**Gestellte Aufgabe**
Wandle bitte die Zeilen vom Beginn des Materials bis einschließlich der Zeile mit „colorbar-ticks — [1932, 35, 1947, 1532]“ in eine Markdown-Tabelle um, mit der Spalte „Nummer“ für die fortlaufende Zeilennummer und der Spalte „Eintrag“ für den Zeileninhalt. Leere Zeilen lässt du dabei weg.

**Daten**
--

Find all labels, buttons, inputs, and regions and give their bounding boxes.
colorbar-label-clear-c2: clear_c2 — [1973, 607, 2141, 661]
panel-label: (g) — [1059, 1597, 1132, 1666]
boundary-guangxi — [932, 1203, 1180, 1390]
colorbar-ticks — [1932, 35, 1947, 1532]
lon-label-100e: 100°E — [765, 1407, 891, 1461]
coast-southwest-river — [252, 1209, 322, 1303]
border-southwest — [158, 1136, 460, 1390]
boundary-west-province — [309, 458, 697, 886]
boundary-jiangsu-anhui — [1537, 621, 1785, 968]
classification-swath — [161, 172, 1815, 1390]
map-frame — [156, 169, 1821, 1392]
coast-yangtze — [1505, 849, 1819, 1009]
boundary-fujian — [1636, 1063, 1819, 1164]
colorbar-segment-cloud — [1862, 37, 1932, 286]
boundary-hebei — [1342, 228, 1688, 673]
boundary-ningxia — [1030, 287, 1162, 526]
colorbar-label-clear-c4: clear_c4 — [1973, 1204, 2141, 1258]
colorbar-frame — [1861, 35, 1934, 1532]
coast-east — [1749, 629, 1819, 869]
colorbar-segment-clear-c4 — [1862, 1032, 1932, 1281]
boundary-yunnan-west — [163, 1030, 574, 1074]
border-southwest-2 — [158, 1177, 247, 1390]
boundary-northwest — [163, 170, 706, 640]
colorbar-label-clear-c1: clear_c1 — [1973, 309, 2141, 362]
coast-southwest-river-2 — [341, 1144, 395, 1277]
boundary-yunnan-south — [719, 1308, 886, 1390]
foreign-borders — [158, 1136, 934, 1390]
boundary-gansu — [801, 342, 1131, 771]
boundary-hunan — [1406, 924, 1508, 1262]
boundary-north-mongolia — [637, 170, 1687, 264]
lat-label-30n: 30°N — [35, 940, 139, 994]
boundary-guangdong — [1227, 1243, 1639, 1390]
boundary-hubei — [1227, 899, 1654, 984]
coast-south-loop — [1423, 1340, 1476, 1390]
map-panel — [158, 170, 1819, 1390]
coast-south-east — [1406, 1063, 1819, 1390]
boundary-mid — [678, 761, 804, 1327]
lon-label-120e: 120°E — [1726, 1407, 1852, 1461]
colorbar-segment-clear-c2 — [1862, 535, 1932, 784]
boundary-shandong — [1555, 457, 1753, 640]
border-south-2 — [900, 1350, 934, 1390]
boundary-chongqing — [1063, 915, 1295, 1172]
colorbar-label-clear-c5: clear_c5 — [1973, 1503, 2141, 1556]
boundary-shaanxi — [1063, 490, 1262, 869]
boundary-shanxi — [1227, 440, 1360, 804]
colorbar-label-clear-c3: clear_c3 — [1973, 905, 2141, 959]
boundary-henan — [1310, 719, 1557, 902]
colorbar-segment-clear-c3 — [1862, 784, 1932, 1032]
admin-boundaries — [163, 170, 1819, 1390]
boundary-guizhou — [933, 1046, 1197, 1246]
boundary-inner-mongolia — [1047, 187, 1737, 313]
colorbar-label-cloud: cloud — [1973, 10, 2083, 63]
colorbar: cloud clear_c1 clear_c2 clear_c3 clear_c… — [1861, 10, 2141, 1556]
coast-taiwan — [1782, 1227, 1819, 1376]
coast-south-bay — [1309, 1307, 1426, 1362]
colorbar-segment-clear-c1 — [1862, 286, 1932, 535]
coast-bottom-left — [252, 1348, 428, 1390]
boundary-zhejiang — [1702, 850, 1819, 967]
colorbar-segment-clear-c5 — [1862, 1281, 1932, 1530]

--

**Lösung der Aufgabe**
| Nummer | Eintrag |
|---|---|
| 1 | Find all labels, buttons, inputs, and regions and give their bounding boxes. |
| 2 | colorbar-label-clear-c2: clear_c2 — [1973, 607, 2141, 661] |
| 3 | panel-label: (g) — [1059, 1597, 1132, 1666] |
| 4 | boundary-guangxi — [932, 1203, 1180, 1390] |
| 5 | colorbar-ticks — [1932, 35, 1947, 1532] |